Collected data
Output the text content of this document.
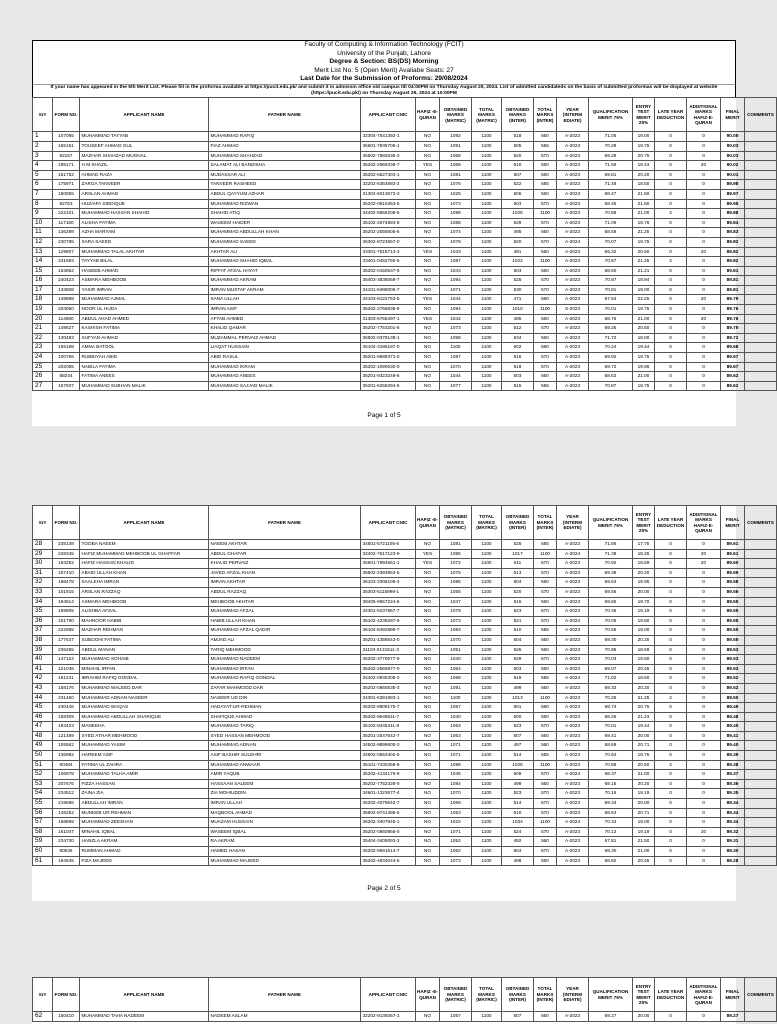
Faculty of Computing & Information Technology (FCIT)
University of the Punjab, Lahore
Degree & Section: BS(DS) Morning
Merit List No: 5 (Open Merit) Avaliabe Seats: 27
Last Date for the Submission of Proforms: 29/08/2024
If your name has appeared in the 5th Merit List. Please fill in the proforma available at https://pucit.edu.pk/ and submit it in admissin office old campus till 04:00PM on Thursday August 29, 2024. List of admitted candidateds on the basis of submitted proformas will be displayed at website (https://pucit.edu.pk/) on Thursday August 29, 2024 at 10:00PM
Sr#	FORM NO.	APPLICANT NAME	FATHER NAME	APPLICANT CNIC	HAFIZ -E- QURAN	OBTAINED MARKS (MATRIC)	TOTAL MARKS (MATRIC)	OBTAINED MARKS (INTER)	TOTAL MARKS (INTER)	YEAR (INTERM EDIATE)	QUALIFICATION MERIT 75%	ENTRY TEST MERIT 25%	LATE YEAR DEDUCTION	ADDITIONAL MARKS HAFIZ-E-QURAN	FINAL MERIT	COMMENTS
1	107095	MUHAMMAD TAYYAB	MUHAMMAD RAFIQ	32304-7541392-1	NO	1092	1100	518	560	A-2023	71.05	19.00	0	0	90.05	
2	165151	TOUSEEF AHMAD GUL	FIAZ AHMAD	36601-7935706-1	NO	1091	1100	505	555	A-2023	70.28	19.75	0	0	90.03	
3	92167	MAZHAR SHAHZAD MUGHAL	MUHAMMAD SHAHZAD	36502-7582635-3	NO	1068	1100	520	570	A-2023	69.28	20.75	0	0	90.03	
4	185171	H M SHAZIL	SALAMAT ALI BANDISHA	35202-2969338-7	YES	1068	1100	510	560	A-2023	71.59	18.43	0	20	90.02	
5	151752	AHMAD RAZA	MUDASSAR ALI	35202-6527403-1	NO	1081	1100	507	560	A-2023	69.81	20.20	0	0	90.01	
6	175971	ZARGA TANVEER	TANVEER RASHEED	32202-5364883-2	NO	1076	1100	522	555	A-2023	71.48	18.50	0	0	89.98	
7	150855	ARSLAN AHMAD	ABDUL QAYYUM AZHAR	31304-6013672-3	NO	1025	1100	506	560	A-2023	68.47	21.50	0	0	89.97	
8	92763	HUZAIFA SIDDIQUE	MUHAMMAD RIZWAN	35202-0610453-5	NO	1073	1100	503	570	A-2023	68.45	21.50	0	0	89.95	
9	222101	MUHAMMAD HASSAN SHAHID	SHAHID ATIQ	34402-5856208-5	NO	1098	1100	1025	1100	A-2023	70.88	21.00	2	0	89.88	
10	117150	ALISHA FATIMA	WASEEM HAIDER	35102-2674883-8	NO	1088	1100	529	570	A-2023	71.09	18.75	0	0	89.84	
11	136298	AZHA MARYAM	MUHAMMAD ABDULLAH KHAN	35202-2055605-6	NO	1074	1100	495	560	A-2023	68.58	21.25	0	0	89.83	
12	230785	SARA SAEED	MUHAMMAD SAEED	36302-8723657-0	NO	1078	1100	520	570	A-2024	70.07	19.75	0	0	89.82	
13	129807	MUHAMMAD TALAL AKHTAR	AKHTAR ALI	33301-7515713-3	YES	1043	1100	491	560	A-2023	69.32	20.50	0	20	89.82	
14	241693	TAYYAB BILAL	MUHAMMAD SHAHID IQBAL	33401-0452750-5	NO	1087	1100	1022	1100	A-2023	70.57	21.25	2	0	89.82	
15	163852	HASEEB AHMAD	RIFFAT AFZAL HAYAT	35202-0150537-5	NO	1043	1100	503	560	A-2023	68.60	21.21	0	0	89.81	
16	240423	ASMARA MEHBOOB	MUHAMMAD AKRAM	35403-3838069-7	NO	1094	1100	525	570	A-2023	70.87	18.94	0	0	89.81	
17	133808	YASIR IMRAN	IMRAN MUSTAF AKRAM	34101-6488006-7	NO	1071	1100	530	570	A-2023	70.81	19.00	0	0	89.81	
18	149898	MUHAMMAD AJMAL	SANA ULLAH	34103-8122753-5	YES	1044	1100	471	560	A-2023	67.54	22.25	0	20	89.79	
19	204060	NOOR UL HUDA	IMRAN ASIF	35202-2766838-8	NO	1094	1100	1010	1100	S-2023	70.01	19.75	0	0	89.76	
20	114590	ABDUL AHAD AHMED	AFTAB AHMED	31303-6765497-1	YES	1042	1100	485	560	A-2023	68.76	21.00	0	20	89.76	
21	149627	KASHISH FATIMA	KHALID QAMAR	35202-7753201-6	NO	1073	1100	512	570	A-2023	69.25	20.50	0	0	89.75	
22	130483	SUFYAN AHMAD	MUZAMMAL PERVAIZ AHMAD	36502-0378138-1	NO	1058	1100	534	560	A-2023	71.72	18.00	0	0	89.72	
23	155188	AMNA BATOOL	LIAQAT HUSSAIN	36104-3185187-0	NO	1100	1100	502	560	A-2023	70.24	19.44	0	0	89.68	
24	100756	RUBBIYAH ABID	ABID RASUL	35201-9688371-0	NO	1087	1100	516	570	A-2023	69.92	19.75	0	0	89.67	
25	202055	NABILA FATIMA	MUHAMMAD IKRAM	35202-1090630-0	NO	1070	1100	518	570	A-2023	69.72	19.95	0	0	89.67	
26	88244	FATIMA ANEES	MUHAMMAD ANEES	35201-9323249-6	NO	1044	1100	503	560	A-2023	68.62	21.00	0	0	89.62	
27	157937	MUHAMMAD SUBHAN MALIK	MUHAMMAD SAJJAD MALIK	35201-6258294-5	NO	1077	1100	515	555	A-2023	70.87	18.75	0	0	89.62	
Page 1 of 5
Sr#	FORM NO.	APPLICANT NAME	FATHER NAME	APPLICANT CNIC	HAFIZ -E- QURAN	OBTAINED MARKS (MATRIC)	TOTAL MARKS (MATRIC)	OBTAINED MARKS (INTER)	TOTAL MARKS (INTER)	YEAR (INTERM EDIATE)	QUALIFICATION MERIT 75%	ENTRY TEST MERIT 25%	LATE YEAR DEDUCTION	ADDITIONAL MARKS HAFIZ-E-QURAN	FINAL MERIT	COMMENTS
28	235138	TOOBA NAEEM	NAEEM AKHTAR	34501-5721105-6	NO	1081	1100	525	555	A-2023	71.86	17.75	0	0	89.61	
29	228345	HAFIZ MUHAMMAD MEHBOOB UL GHAFFAR	ABDUL GHAFAR	32402-7617123-9	YES	1085	1100	1017	1100	A-2024	71.38	18.25	0	20	89.61	
30	183252	HAFIZ HASSAN KHALID	KHALID PERVAIZ	36601-7994561-1	YES	1072	1100	511	570	A-2023	70.92	18.69	0	20	89.60	
31	157410	ABAID ULLAH KHAN	JAVED AFZAL KHAN	36502-2393863-5	NO	1075	1100	513	570	A-2023	69.39	20.20	0	0	89.59	
32	188478	SAALEHA IMRAN	IMRAN AKHTAR	36103-3306109-4	NO	1085	1100	504	560	A-2023	69.63	19.95	0	0	89.58	
33	101915	ARSLAN RAZZAQ	ABDUL RAZZAQ	35303-5115998-1	NO	1055	1100	520	570	A-2023	69.56	20.00	0	0	89.56	
34	194614	ASMARA MEHBOOB	MEHBOOB AKHTAR	38405-9657224-6	NO	1047	1100	516	560	A-2023	69.86	19.70	0	0	89.55	
35	189905	ALISHBA AFZAL	MUHAMMAD AFZAL	34301-5237857-7	NO	1079	1100	523	570	A-2023	70.36	19.19	0	0	89.55	
36	151790	MAHNOOR HABIB	HABIB ULLAH KHAN	35102-4238287-8	NO	1073	1100	521	570	A-2024	70.05	19.50	0	0	89.55	
37	222995	MAZHAR REHMAN	MUHAMMAD AFZAL QADIR	36104-8492889-7	NO	1083	1100	510	555	A-2023	70.55	19.00	0	0	89.55	
38	177637	SUBOOHI FATIMA	AMJAD ALI	35201-1358543-0	NO	1070	1100	504	560	A-2023	69.30	20.25	0	0	89.55	
39	236265	ABDUL MANAN	TARIQ MEHMOOD	31103-0131511-3	NO	1051	1100	526	560	A-2023	70.85	18.69	0	0	89.53	
40	147124	MUHAMMAD SOHAIB	MUHAMMAD NADEEM	35202-3770077-9	NO	1040	1100	529	570	A-2023	70.03	19.50	0	0	89.53	
41	121036	MINAHIL IRFAN	MUHAMMAD IRFAN	35202-2565877-0	NO	1064	1100	503	560	A-2023	69.07	20.45	0	0	89.53	
42	161241	IBRAHIM RAFIQ GONDAL	MUHAMMAD RAFIQ GONDAL	34402-0935308-3	NO	1068	1100	519	555	A-2024	71.02	18.50	0	0	89.52	
43	158176	MUHAMMAD WALEED DAR	ZAFAR MAHMOOD DAR	35202-0860635-3	NO	1091	1100	499	560	A-2023	69.32	20.20	0	0	89.52	
44	231460	MUHAMMAD ADNAN NASEER	NASEER UD DIN	34301-6391983-1	NO	1100	1100	1013	1100	A-2023	70.25	21.25	2	0	89.50	
45	230446	MUHAMMAD WAQAS	HADAYAT-UR-REHMAN	35202-8909175-7	NO	1057	1100	501	560	A-2023	68.74	20.75	0	0	89.49	
46	158309	MUHAMMAD ABDULLAH SHARIQUE	SHAFIQUE AHMAD	35202-9648511-7	NO	1040	1100	500	560	A-2023	68.26	21.23	0	0	89.48	
47	183423	MANEEHA	MUHAMMAD TARIQ	35102-9445411-8	NO	1063	1100	523	570	A-2023	70.01	19.44	0	0	89.45	
48	121489	SYED ATHAR MEHMOOD	SYED HASSAN MEHMOOD	35201-2547642-7	NO	1063	1100	507	560	A-2023	69.41	20.00	0	0	89.41	
49	155562	MUHAMMAD YASIM	MUHAMMAD ADNAN	34502-9899600-3	NO	1071	1100	497	560	A-2023	68.69	20.71	0	0	89.40	
50	136982	HAREEM ASIF	ASIF BASHIR SULEHRI	34602-0553402-6	NO	1071	1100	514	555	A-2023	70.64	18.75	0	0	89.39	
51	90484	FATIMA UL ZAHRA	MUHAMMAD ANWAAR	35101-7430459-6	NO	1098	1100	1025	1100	A-2023	70.88	20.50	2	0	89.38	
52	106978	MUHAMMAD TALHA AMIR	AMIR YAQUB	35202-4134176-9	NO	1045	1100	509	570	A-2024	68.37	21.00	0	0	89.37	
53	207676	FIZZA HASSAN	HASSAAN SALEEM	35202-7752328-0	NO	1084	1100	499	560	A-2023	69.16	20.20	0	0	89.36	
54	234512	ZAINA ZIA	ZIA MOHIUDDIN	34601-1323677-4	NO	1070	1100	523	570	A-2023	70.16	19.19	0	0	89.35	
55	219586	ABDULLAH IMRAN	IMRAN ULLAH	35202-4079642-7	NO	1069	1100	514	570	A-2023	69.34	20.00	0	0	89.34	
56	148252	MUNEEB UR REHMAN	MAQBOOL AHMAD	36602-8741486-5	NO	1053	1100	510	570	A-2023	68.63	20.71	0	0	89.34	
57	168869	MUHAMMAD ZEESHAN	MUAZAM HUSSAIN	36202-3407945-1	NO	1022	1100	1034	1100	A-2024	70.34	19.00	0	0	89.34	
58	161047	MINAHIL IQBAL	WASEEM IQBAL	35202-0860866-0	NO	1071	1100	524	570	A-2023	70.13	19.19	0	20	89.32	
59	234730	HANZLA AKRAM	RA AKRAM	35404-3405093-3	NO	1052	1100	492	560	A-2023	67.81	21.50	0	0	89.31	
60	90636	RUMMAN AHMAD	HAMED HASAN	35202-9691614-7	NO	1062	1100	504	570	A-2023	68.30	21.00	0	0	89.30	
61	184645	FIZA MAJEED	MUHAMMAD MAJEED	35202-4934044-6	NO	1073	1100	498	560	A-2023	68.82	20.45	0	0	89.28	
Page 2 of 5
Sr#	FORM NO.	APPLICANT NAME	FATHER NAME	APPLICANT CNIC	HAFIZ -E- QURAN	OBTAINED MARKS (MATRIC)	TOTAL MARKS (MATRIC)	OBTAINED MARKS (INTER)	TOTAL MARKS (INTER)	YEAR (INTERM EDIATE)	QUALIFICATION MERIT 75%	ENTRY TEST MERIT 25%	LATE YEAR DEDUCTION	ADDITIONAL MARKS HAFIZ-E-QURAN	FINAL MERIT	COMMENTS
62	150410	MUHAMMAD TAHA NADEEM	NADEEM ASLAM	32202-9139267-1	NO	1057	1100	507	560	A-2023	69.27	20.00	0	0	89.27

» Prompt
Return only the number of lines in the data that contain "ARSLAN".

» Exercise output
2